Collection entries
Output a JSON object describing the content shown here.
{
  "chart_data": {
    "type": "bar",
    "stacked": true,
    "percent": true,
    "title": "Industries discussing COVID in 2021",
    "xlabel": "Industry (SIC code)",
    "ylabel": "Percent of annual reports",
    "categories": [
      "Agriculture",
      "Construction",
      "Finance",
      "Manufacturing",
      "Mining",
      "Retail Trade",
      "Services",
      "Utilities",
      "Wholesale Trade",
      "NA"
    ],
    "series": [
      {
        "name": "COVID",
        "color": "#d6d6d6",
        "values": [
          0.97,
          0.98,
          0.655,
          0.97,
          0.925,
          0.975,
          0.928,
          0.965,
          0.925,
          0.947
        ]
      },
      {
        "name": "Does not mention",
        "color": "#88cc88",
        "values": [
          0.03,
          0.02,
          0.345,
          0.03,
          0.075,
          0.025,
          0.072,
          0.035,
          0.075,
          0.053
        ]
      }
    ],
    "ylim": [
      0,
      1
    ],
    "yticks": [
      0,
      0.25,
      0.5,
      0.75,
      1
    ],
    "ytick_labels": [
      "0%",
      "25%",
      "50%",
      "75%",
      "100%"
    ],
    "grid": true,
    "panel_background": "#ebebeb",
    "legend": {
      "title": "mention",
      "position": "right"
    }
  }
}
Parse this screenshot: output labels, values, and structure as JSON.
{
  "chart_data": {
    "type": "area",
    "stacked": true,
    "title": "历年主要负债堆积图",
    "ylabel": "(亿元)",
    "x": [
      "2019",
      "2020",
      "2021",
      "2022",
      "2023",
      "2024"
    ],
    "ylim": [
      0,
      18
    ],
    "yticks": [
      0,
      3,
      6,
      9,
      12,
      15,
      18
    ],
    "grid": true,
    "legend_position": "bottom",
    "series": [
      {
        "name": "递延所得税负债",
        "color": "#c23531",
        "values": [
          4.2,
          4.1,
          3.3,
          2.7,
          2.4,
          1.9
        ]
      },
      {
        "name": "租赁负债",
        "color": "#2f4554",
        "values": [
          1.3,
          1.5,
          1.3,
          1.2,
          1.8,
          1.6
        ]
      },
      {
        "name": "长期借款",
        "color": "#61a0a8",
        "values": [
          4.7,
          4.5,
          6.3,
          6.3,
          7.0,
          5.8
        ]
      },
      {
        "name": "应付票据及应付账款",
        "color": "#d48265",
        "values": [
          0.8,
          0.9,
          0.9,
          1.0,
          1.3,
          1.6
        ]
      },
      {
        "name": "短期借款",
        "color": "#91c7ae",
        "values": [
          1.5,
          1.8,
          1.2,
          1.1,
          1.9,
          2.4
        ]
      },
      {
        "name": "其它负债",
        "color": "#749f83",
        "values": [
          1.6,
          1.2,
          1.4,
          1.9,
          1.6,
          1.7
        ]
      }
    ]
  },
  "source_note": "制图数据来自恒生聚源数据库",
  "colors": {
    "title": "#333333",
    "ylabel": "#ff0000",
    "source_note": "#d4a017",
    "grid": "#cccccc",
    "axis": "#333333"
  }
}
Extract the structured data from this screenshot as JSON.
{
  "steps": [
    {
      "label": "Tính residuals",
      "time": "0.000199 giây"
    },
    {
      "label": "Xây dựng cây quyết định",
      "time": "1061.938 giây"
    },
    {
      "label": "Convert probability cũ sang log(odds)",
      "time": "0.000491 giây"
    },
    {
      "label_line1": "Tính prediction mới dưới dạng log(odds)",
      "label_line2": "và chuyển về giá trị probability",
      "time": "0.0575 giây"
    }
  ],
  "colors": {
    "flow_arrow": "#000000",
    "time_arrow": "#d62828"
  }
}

TO BE DONE: Copy each line of the data above without altering a single character.

ANSWER TO THIS TASK:
Output a JSON object describing the content shown here.
{
  "chart_data": {
    "type": "bar",
    "stacked": true,
    "percent": true,
    "title": "Industries discussing COVID in 2021",
    "xlabel": "Industry (SIC code)",
    "ylabel": "Percent of annual reports",
    "categories": [
      "Agriculture",
      "Construction",
      "Finance",
      "Manufacturing",
      "Mining",
      "Retail Trade",
      "Services",
      "Utilities",
      "Wholesale Trade",
      "NA"
    ],
    "series": [
      {
        "name": "COVID",
        "color": "#d6d6d6",
        "values": [
          0.97,
          0.98,
          0.655,
          0.97,
          0.925,
          0.975,
          0.928,
          0.965,
          0.925,
          0.947
        ]
      },
      {
        "name": "Does not mention",
        "color": "#88cc88",
        "values": [
          0.03,
          0.02,
          0.345,
          0.03,
          0.075,
          0.025,
          0.072,
          0.035,
          0.075,
          0.053
        ]
      }
    ],
    "ylim": [
      0,
      1
    ],
    "yticks": [
      0,
      0.25,
      0.5,
      0.75,
      1
    ],
    "ytick_labels": [
      "0%",
      "25%",
      "50%",
      "75%",
      "100%"
    ],
    "grid": true,
    "panel_background": "#ebebeb",
    "legend": {
      "title": "mention",
      "position": "right"
    }
  }
}
Parse this screenshot: output labels, values, and structure as JSON.
{
  "chart_data": {
    "type": "area",
    "stacked": true,
    "title": "历年主要负债堆积图",
    "ylabel": "(亿元)",
    "x": [
      "2019",
      "2020",
      "2021",
      "2022",
      "2023",
      "2024"
    ],
    "ylim": [
      0,
      18
    ],
    "yticks": [
      0,
      3,
      6,
      9,
      12,
      15,
      18
    ],
    "grid": true,
    "legend_position": "bottom",
    "series": [
      {
        "name": "递延所得税负债",
        "color": "#c23531",
        "values": [
          4.2,
          4.1,
          3.3,
          2.7,
          2.4,
          1.9
        ]
      },
      {
        "name": "租赁负债",
        "color": "#2f4554",
        "values": [
          1.3,
          1.5,
          1.3,
          1.2,
          1.8,
          1.6
        ]
      },
      {
        "name": "长期借款",
        "color": "#61a0a8",
        "values": [
          4.7,
          4.5,
          6.3,
          6.3,
          7.0,
          5.8
        ]
      },
      {
        "name": "应付票据及应付账款",
        "color": "#d48265",
        "values": [
          0.8,
          0.9,
          0.9,
          1.0,
          1.3,
          1.6
        ]
      },
      {
        "name": "短期借款",
        "color": "#91c7ae",
        "values": [
          1.5,
          1.8,
          1.2,
          1.1,
          1.9,
          2.4
        ]
      },
      {
        "name": "其它负债",
        "color": "#749f83",
        "values": [
          1.6,
          1.2,
          1.4,
          1.9,
          1.6,
          1.7
        ]
      }
    ]
  },
  "source_note": "制图数据来自恒生聚源数据库",
  "colors": {
    "title": "#333333",
    "ylabel": "#ff0000",
    "source_note": "#d4a017",
    "grid": "#cccccc",
    "axis": "#333333"
  }
}
Extract the structured data from this screenshot as JSON.
{
  "steps": [
    {
      "label": "Tính residuals",
      "time": "0.000199 giây"
    },
    {
      "label": "Xây dựng cây quyết định",
      "time": "1061.938 giây"
    },
    {
      "label": "Convert probability cũ sang log(odds)",
      "time": "0.000491 giây"
    },
    {
      "label_line1": "Tính prediction mới dưới dạng log(odds)",
      "label_line2": "và chuyển về giá trị probability",
      "time": "0.0575 giây"
    }
  ],
  "colors": {
    "flow_arrow": "#000000",
    "time_arrow": "#d62828"
  }
}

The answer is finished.